The diminutive “Curta” is a striking machine, a mechanical calculator that combines the complexity of a steamship engine and the precision craftsmanship of a fine pocket watch. It first appeared in 1948, and for the next two decades—until it was displaced by the electronic calculator—it was the best portable calculating machine on the planet. And its story is all the more compelling in light of the extraordinary circumstances in which it was invented.

The idea of the Curta came to its Austrian-born inventor in the darkness of the Buchenwald concentration camp.

“Isn’t there anything smaller?”

Today, we take number-crunching for granted. Our smartphones have calculator apps, and most of us have a pocket calculator somewhere in our home or office. But it wasn’t always so easy. For centuries, anything more than simple addition was painfully time-consuming. The first slide rules appeared in the 17th century, not long after John Napier’s invention of the logarithm, but they could only handle a couple of positions beyond the decimal place. There were also various kinds of mechanical adding machines, but most were crudely built and unsuited to scientific work. By the late 19th century, more reliable desktop calculators began to appear, but they were heavy and expensive.

The shortcomings of these machines were very much on the mind of the young Curt Herzstark, whose family was in the business of making and selling calculating machines and other office equipment. Born in 1902 in Vienna, Herzstark was running the family business by the 1930s. He traveled extensively across Austria, Hungary, and Czechoslovakia, selling mechanical calculators to banks and factories.

Thanks to an extensive interview conducted for the Charles Babbage Institute many years later, we have Herzstark’s own recollections of those busy years. He recalled that as sophisticated as his company’s machines were, “something was missing in the world market.” He remembered meeting with architects, foremen, and customs officers who needed calculating machines that were not only accurate and reliable but also portable.

“People said again and again, ‘Yes, that is nice, but isn't there anything smaller?’” Herzstark recalled. Slide rules were not good enough; his customers wanted precise figures, not approximations. Simply taking existing designs and making all of the various parts smaller wouldn’t do the trick; the keys and knobs would be too small to use. A radical redesign was needed.

“What does this kind of machine really have to look like so that someone could use it? It cannot be a cube or a ruler; it has to be a cylinder so that it can be held in one hand,” Herzstark mused. “And if one can hold it in one hand, then if it is miniaturized, you could adjust it with the other hand... I started to design the ideal machine from the outside first, before I designed the insides.”

Herzstark began to experiment with “sliders” that wrapped around a cylinder so that numbers could be entered by moving a thumb or finger. He also reasoned that there only needed to be a single calculating mechanism, so long as each input digit could access it. At the heart of the device would be a single, rotating “step-drum”; the drum would have two sets of teeth, one for addition and one for subtraction. A central hand crank would turn the drum, and shifting the drum’s position by a few millimeters was enough to switch between the adding and subtracting functions. Multiplication and division were slightly more complicated, but they still required just a few flicks of the sliders and a few turns of the crank.

By 1937, Herzstark had the essentials of the design worked out; after that, it was just a matter of machining the parts and building a prototype.

And then Hitler came to power.
____
Jobs:
A – Edit the Curta text, giving everything from "Herzstark began to" down to "building a prototype." with "crank" changed to "handle".
B – Answer these questions from the Curta text:
(i) In what year did the Curta first appear?
(ii) In what city was Curt Herzstark born?
(iii) By what year did Herzstark have the essentials of the design worked out?
The records that come after this text are separate material.

(Visual layout records)
____
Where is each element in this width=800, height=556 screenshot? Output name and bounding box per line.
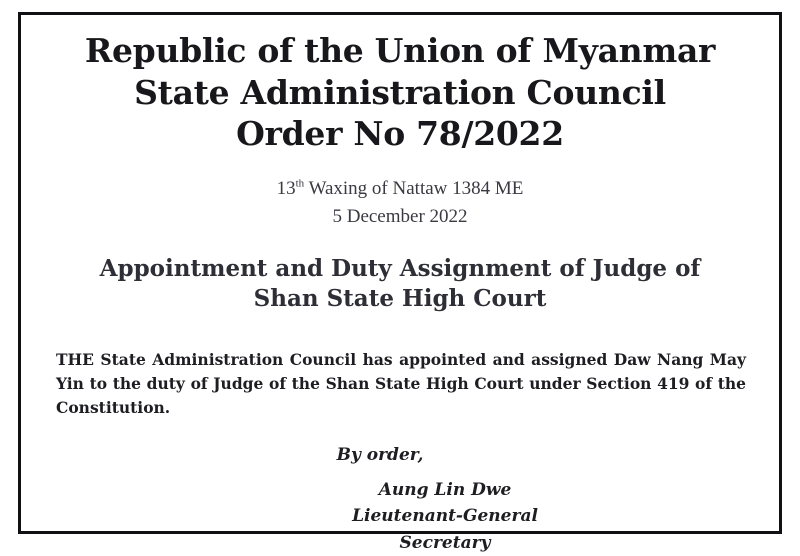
title-line-3: Order No 78/2022	[236, 114, 564, 154]
document-date	[40, 175, 760, 232]
signer-position: Secretary	[399, 532, 491, 553]
signer-name: Aung Lin Dwe	[378, 480, 512, 501]
date-myanmar-day: 13	[276, 177, 296, 199]
document-content	[40, 22, 760, 553]
date-myanmar	[40, 175, 760, 204]
document-title	[40, 30, 760, 155]
signer-details	[130, 477, 760, 556]
title-line-2: State Administration Council	[134, 72, 666, 112]
date-myanmar-rest: Waxing of Nattaw 1384 ME	[304, 177, 524, 199]
by-order-text: By order,	[336, 445, 424, 466]
document-subject	[40, 254, 760, 315]
subject-line-1: Appointment and Duty Assignment of Judge of	[99, 254, 701, 282]
subject-line-2: Shan State High Court	[253, 285, 547, 313]
date-myanmar-ordinal: th	[295, 177, 305, 190]
date-gregorian: 5 December 2022	[332, 206, 468, 228]
body-paragraph: THE State Administration Council has appointed and assigned Daw Nang May Yin to the duty of Judge of the Shan State High Court under Section 419 of the Constitution.	[56, 350, 746, 417]
signer-rank: Lieutenant-General	[352, 506, 538, 527]
signature-block	[40, 445, 760, 556]
document-body	[40, 348, 760, 419]
title-line-1: Republic of the Union of Myanmar	[84, 31, 716, 70]
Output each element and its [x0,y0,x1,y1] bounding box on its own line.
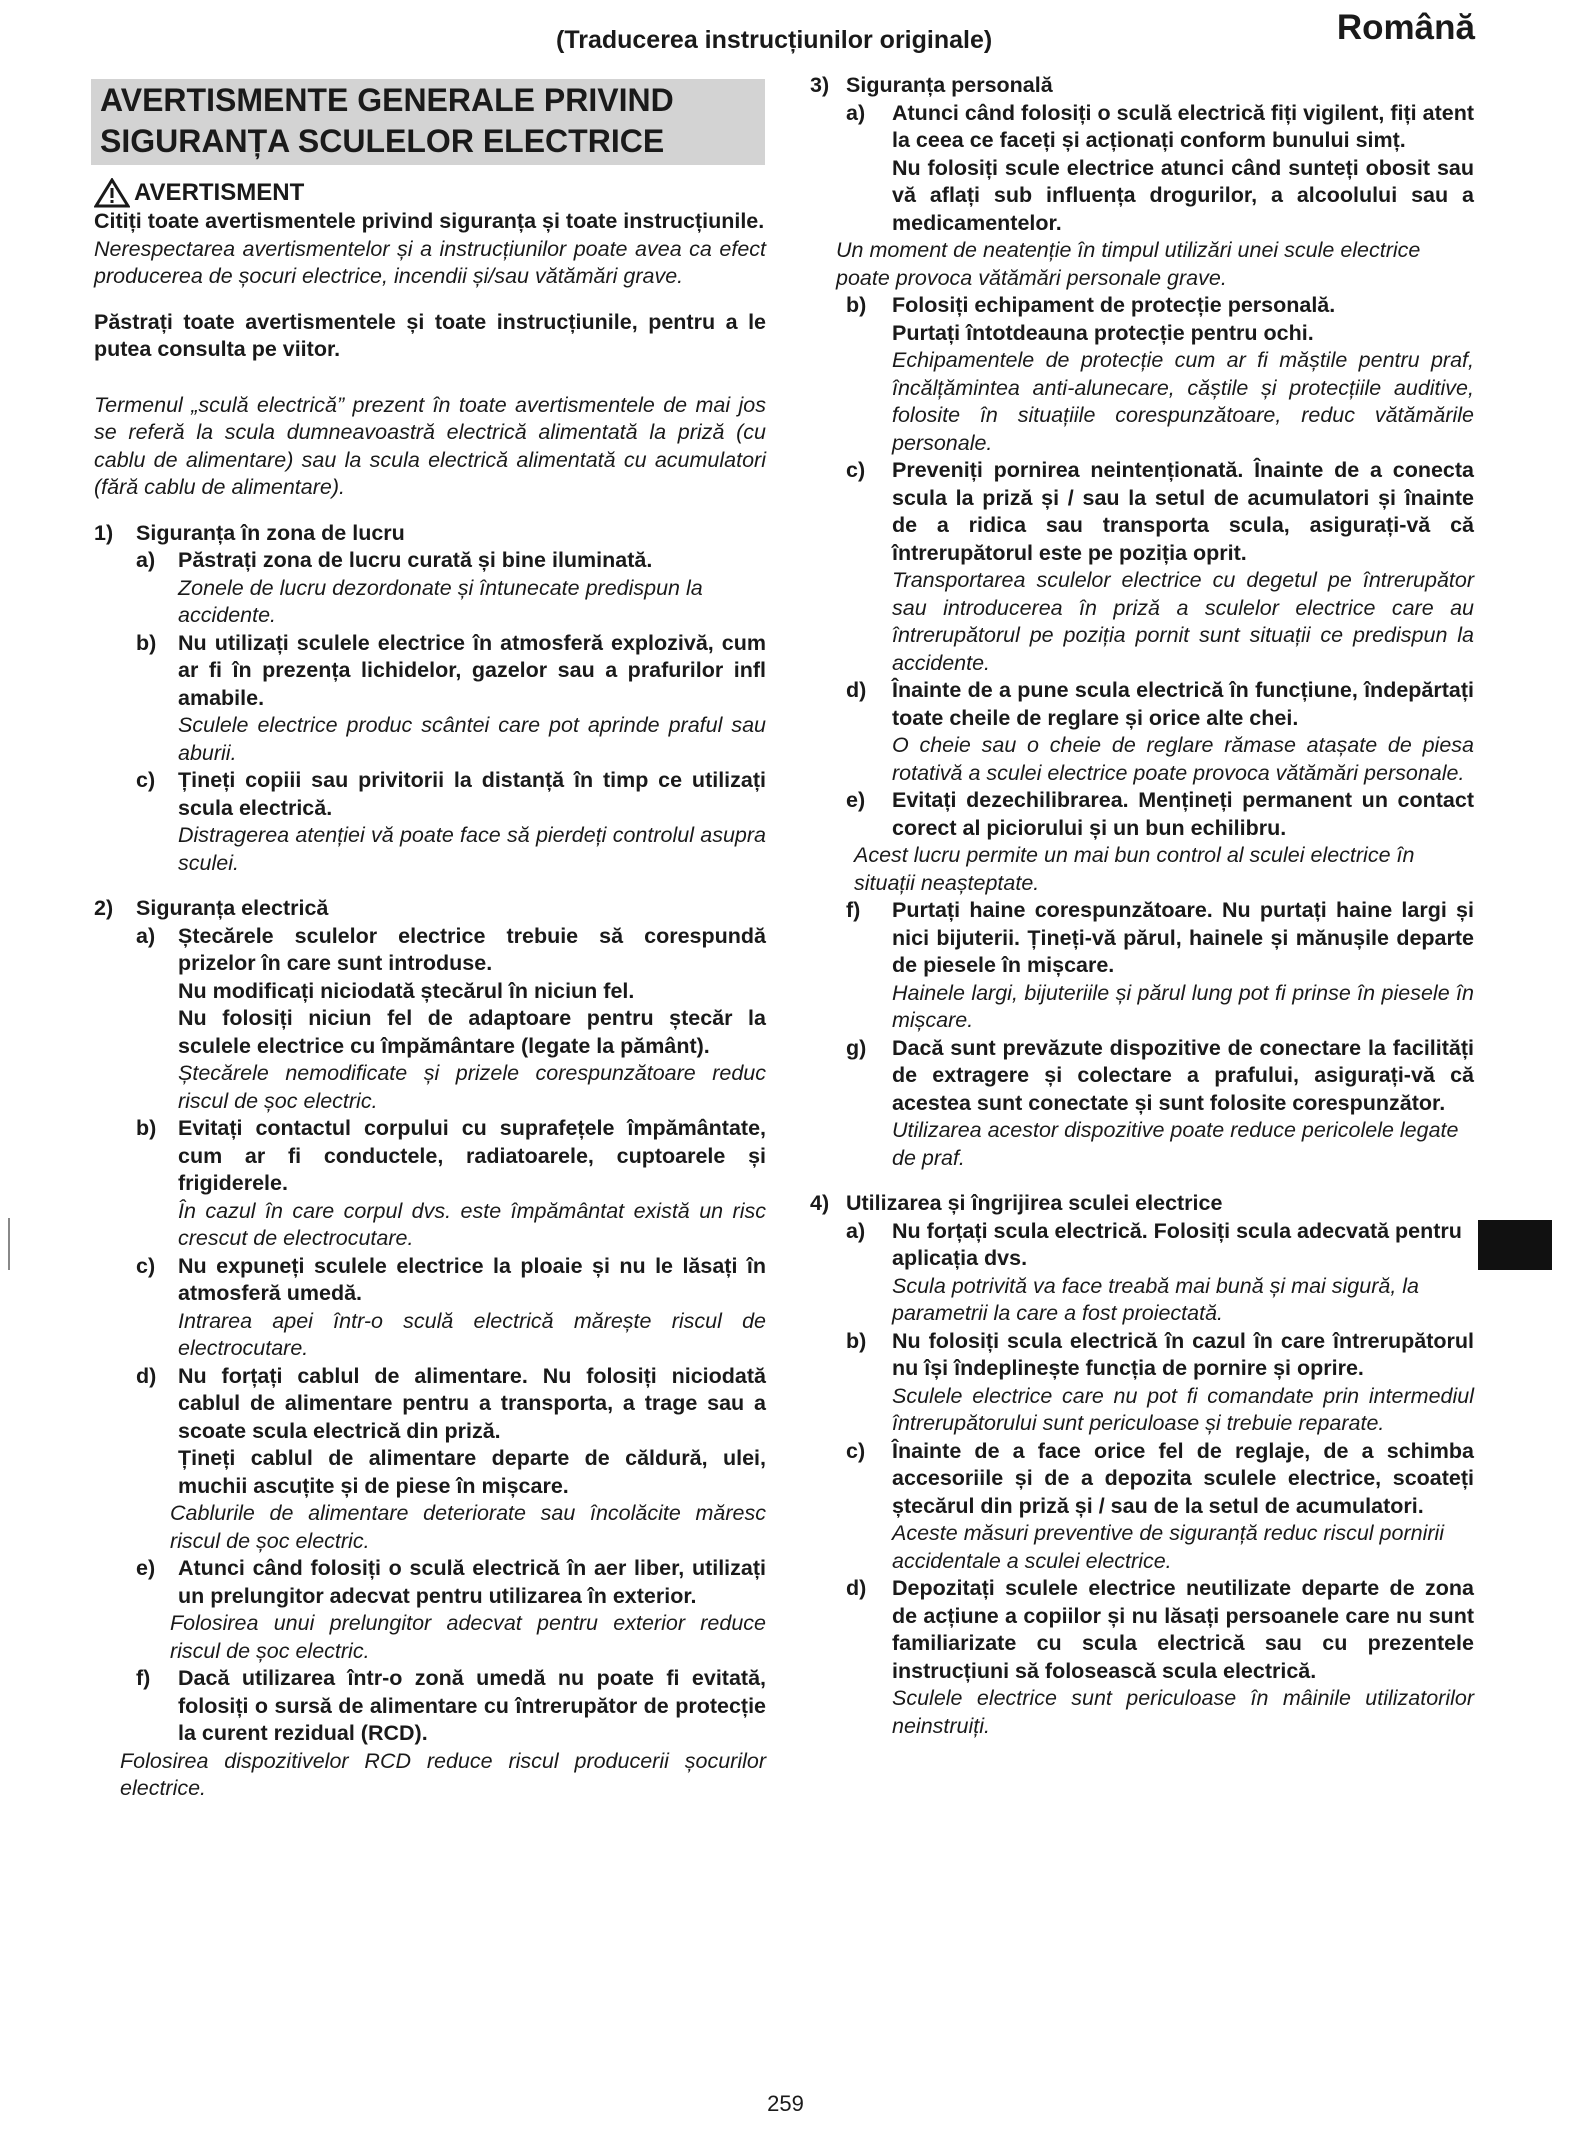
warning-triangle-icon [94,178,130,208]
item-letter: c) [136,1253,156,1278]
section-number: 3) [810,73,830,97]
item-letter: b) [846,1328,867,1353]
item-instruction: Nu folosiți scula electrică în cazul în care întrerupătorul nu își îndeplinește funcția de pornire și oprire. [892,1328,1474,1380]
translation-note: (Traducerea instrucțiunilor originale) [556,26,993,54]
item-instruction: Atunci când folosiți o sculă electrică în aer liber, utilizați un prelungitor adecvat pentru utilizarea în exterior. [178,1556,766,1608]
item-instruction-extra: Nu modificați niciodată ștecărul în niciun fel. [178,978,635,1003]
title-line-1: AVERTISMENTE GENERALE PRIVIND [100,82,674,118]
list-item [94,767,766,822]
item-note: O cheie sau o cheie de reglare rămase atașate de piesa rotativă a sculei electrice poate provoca vătămări personale. [892,733,1474,785]
item-letter: c) [846,458,866,482]
item-note: Sculele electrice sunt periculoase în mâinile utilizatorilor neinstruiți. [892,1686,1474,1738]
section-title: Siguranța electrică [136,896,329,920]
item-letter: d) [846,1576,867,1600]
item-instruction-extra: Purtați întotdeauna protecție pentru ochi. [892,320,1314,345]
item-letter: b) [136,630,157,655]
section-title: Siguranța în zona de lucru [136,520,405,545]
right-column [810,72,1474,1740]
item-letter: c) [136,768,156,792]
list-item [810,1035,1474,1118]
item-letter: a) [136,923,156,948]
item-note: Sculele electrice care nu pot fi comandate prin intermediul întrerupătorului sunt periculoase și trebuie reparate. [892,1383,1474,1435]
item-letter: f) [136,1666,151,1690]
item-instruction: Ștecărele sculelor electrice trebuie să corespundă prizelor în care sunt introduse. [178,923,766,975]
left-column [94,178,766,1803]
item-instruction: Evitați dezechilibrarea. Mențineți permanent un contact corect al piciorului și un bun echilibru. [892,788,1474,840]
item-instruction: Evitați contactul corpului cu suprafețele împământate, cum ar fi conductele, radiatoarele, cuptoarele și frigiderele. [178,1116,766,1195]
section-2-heading [94,895,766,923]
list-item [94,1555,766,1610]
item-letter: a) [846,1218,866,1243]
item-instruction: Atunci când folosiți o sculă electrică fiți vigilent, fiți atent la ceea ce faceți și acționați conform bunului simț. [892,100,1474,152]
item-note: Aceste măsuri preventive de siguranță reduc riscul pornirii accidentale a sculei electrice. [892,1521,1445,1573]
keep-instructions: Păstrați toate avertismentele și toate instrucțiunile, pentru a le putea consulta pe viitor. [94,309,766,361]
item-note: Hainele largi, bijuteriile și părul lung pot fi prinse în piesele în mișcare. [892,980,1474,1032]
item-note: Transportarea sculelor electrice cu degetul pe întrerupător sau introducerea în priză a sculelor electrice care au întrerupătorul pe poziția pornit sunt situații ce predispun la accidente. [892,568,1474,675]
title-line-2: SIGURANȚA SCULELOR ELECTRICE [100,123,665,159]
warning-heading [94,178,766,208]
list-item [810,100,1474,155]
item-instruction: Țineți copiii sau privitorii la distanță în timp ce utilizați scula electrică. [178,768,766,820]
section-title: Siguranța personală [846,73,1053,97]
item-letter: c) [846,1438,866,1463]
non-compliance-note: Nerespectarea avertismentelor și a instrucțiunilor poate avea ca efect producerea de șocuri electrice, incendii și/sau vătămări grave. [94,236,766,288]
item-note: În cazul în care corpul dvs. este împământat există un risc crescut de electrocutare. [178,1198,766,1250]
item-instruction: Nu forțați scula electrică. Folosiți scula adecvată pentru aplicația dvs. [892,1218,1462,1270]
section-title: Utilizarea și îngrijirea sculei electrice [846,1191,1223,1215]
item-letter: a) [846,100,866,125]
item-letter: d) [846,678,867,702]
item-note: Folosirea unui prelungitor adecvat pentru exterior reduce riscul de șoc electric. [170,1611,766,1663]
list-item [94,1363,766,1446]
item-instruction-extra: Nu folosiți niciun fel de adaptoare pentru ștecăr la sculele electrice cu împământare (legate la pământ). [178,1006,766,1058]
section-1-heading [94,520,766,548]
list-item [810,1328,1474,1383]
list-item [94,1665,766,1748]
item-instruction: Păstrați zona de lucru curată și bine iluminată. [178,548,653,572]
list-item [810,1438,1474,1521]
list-item [94,923,766,978]
item-letter: a) [136,548,156,572]
item-instruction: Depozitați sculele electrice neutilizate departe de zona de acțiune a copiilor și nu lăsați persoanele care nu sunt familiarizate cu scula electrică sau cu prezentele instrucțiuni să folosească scula electrică. [892,1576,1474,1683]
read-all-warnings: Citiți toate avertismentele privind siguranța și toate instrucțiunile. [94,209,765,233]
page-title [91,79,765,165]
item-note: Echipamentele de protecție cum ar fi măștile pentru praf, încălțămintea anti-alunecare, căștile și protecțiile auditive, folosite în situațiile corespunzătoare, reduc vătămările personale. [892,348,1474,455]
list-item [810,787,1474,842]
section-number: 2) [94,896,114,920]
item-note: Utilizarea acestor dispozitive poate reduce pericolele legate de praf. [892,1118,1459,1170]
item-note: Acest lucru permite un mai bun control al sculei electrice în situații neașteptate. [854,843,1415,895]
item-instruction: Preveniți pornirea neintenționată. Înainte de a conecta scula la priză și / sau la setul de acumulatori și înainte de a ridica sau transporta scula, asigurați-vă că întrerupătorul este pe poziția oprit. [892,458,1474,565]
list-item [94,547,766,575]
item-instruction: Nu utilizați sculele electrice în atmosferă explozivă, cum ar fi în prezența lichidelor, gazelor sau a prafurilor infl amabile. [178,630,766,710]
item-instruction: Înainte de a pune scula electrică în funcțiune, îndepărtați toate cheile de reglare și orice alte chei. [892,678,1474,730]
term-definition: Termenul „sculă electrică” prezent în toate avertismentele de mai jos se referă la scula dumneavoastră electrică alimentată la priză (cu cablu de alimentare) sau la scula electrică alimentată cu acumulatori (fără cablu de alimentare). [94,392,766,499]
item-letter: b) [136,1116,157,1140]
section-3-heading [810,72,1474,100]
item-instruction: Nu forțați cablul de alimentare. Nu folosiți niciodată cablul de alimentare pentru a transporta, a trage sau a scoate scula electrică din priză. [178,1363,766,1443]
item-note: Cablurile de alimentare deteriorate sau încolăcite măresc riscul de șoc electric. [170,1501,766,1553]
warning-label: AVERTISMENT [134,179,305,207]
section-number: 4) [810,1191,830,1215]
list-item [94,630,766,713]
list-item [810,1218,1474,1273]
item-letter: b) [846,293,867,317]
margin-mark [8,1218,10,1270]
language-label: Română [1336,8,1475,47]
item-note: Ștecărele nemodificate și prizele corespunzătoare reduc riscul de șoc electric. [178,1061,766,1113]
list-item [810,677,1474,732]
item-instruction-extra: Țineți cablul de alimentare departe de căldură, ulei, muchii ascuțite și de piese în mișcare. [178,1446,766,1498]
list-item [94,1253,766,1308]
list-item [810,1575,1474,1685]
page-number: 259 [767,2091,804,2116]
item-letter: f) [846,898,861,922]
item-instruction: Înainte de a face orice fel de reglaje, de a schimba accesoriile și de a depozita sculele electrice, scoateți ștecărul din priză și / sau de la setul de acumulatori. [892,1438,1474,1518]
item-letter: g) [846,1035,867,1060]
section-number: 1) [94,520,114,545]
item-instruction: Purtați haine corespunzătoare. Nu purtați haine largi și nici bijuterii. Țineți-vă părul, hainele și mănușile departe de piesele în mișcare. [892,898,1474,977]
item-instruction: Dacă sunt prevăzute dispozitive de conectare la facilități de extragere și colectare a prafului, asigurați-vă că acestea sunt conectate și sunt folosite corespunzător. [892,1035,1474,1115]
language-thumb-tab [1478,1220,1552,1270]
list-item [810,457,1474,567]
item-letter: d) [136,1363,157,1388]
item-note: Un moment de neatenție în timpul utilizări unei scule electrice poate provoca vătămări personale grave. [836,238,1421,290]
section-4-heading [810,1190,1474,1218]
item-note: Distragerea atenției vă poate face să pierdeți controlul asupra sculei. [178,823,766,875]
item-instruction-extra: Nu folosiți scule electrice atunci când sunteți obosit sau vă aflați sub influența drogurilor, a alcoolului sau a medicamentelor. [892,155,1474,235]
item-note: Intrarea apei într-o sculă electrică mărește riscul de electrocutare. [178,1308,766,1360]
list-item [810,897,1474,980]
item-note: Zonele de lucru dezordonate și întunecate predispun la accidente. [178,575,703,627]
item-letter: e) [136,1556,156,1580]
item-instruction: Folosiți echipament de protecție personală. [892,293,1336,317]
item-note: Folosirea dispozitivelor RCD reduce riscul producerii șocurilor electrice. [120,1748,766,1800]
item-note: Scula potrivită va face treabă mai bună și mai sigură, la parametrii la care a fost proiectată. [892,1273,1420,1325]
list-item [810,292,1474,320]
item-note: Sculele electrice produc scântei care pot aprinde praful sau aburii. [178,713,766,765]
item-letter: e) [846,788,866,812]
list-item [94,1115,766,1198]
item-instruction: Dacă utilizarea într-o zonă umedă nu poate fi evitată, folosiți o sursă de alimentare cu întrerupător de protecție la curent rezidual (RCD). [178,1666,766,1745]
item-instruction: Nu expuneți sculele electrice la ploaie și nu le lăsați în atmosferă umedă. [178,1253,766,1305]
____
The replies:
A –
Herzstark began to experiment with “sliders” that wrapped around a cylinder so that numbers could be entered by moving a thumb or finger. He also reasoned that there only needed to be a single calculating mechanism, so long as each input digit could access it. At the heart of the device would be a single, rotating “step-drum”; the drum would have two sets of teeth, one for addition and one for subtraction. A central hand handle would turn the drum, and shifting the drum’s position by a few millimeters was enough to switch between the adding and subtracting functions. Multiplication and division were slightly more complicated, but they still required just a few flicks of the sliders and a few turns of the handle.

By 1937, Herzstark had the essentials of the design worked out; after that, it was just a matter of machining the parts and building a prototype.

B –
(i) 1948
(ii) Vienna
(iii) 1937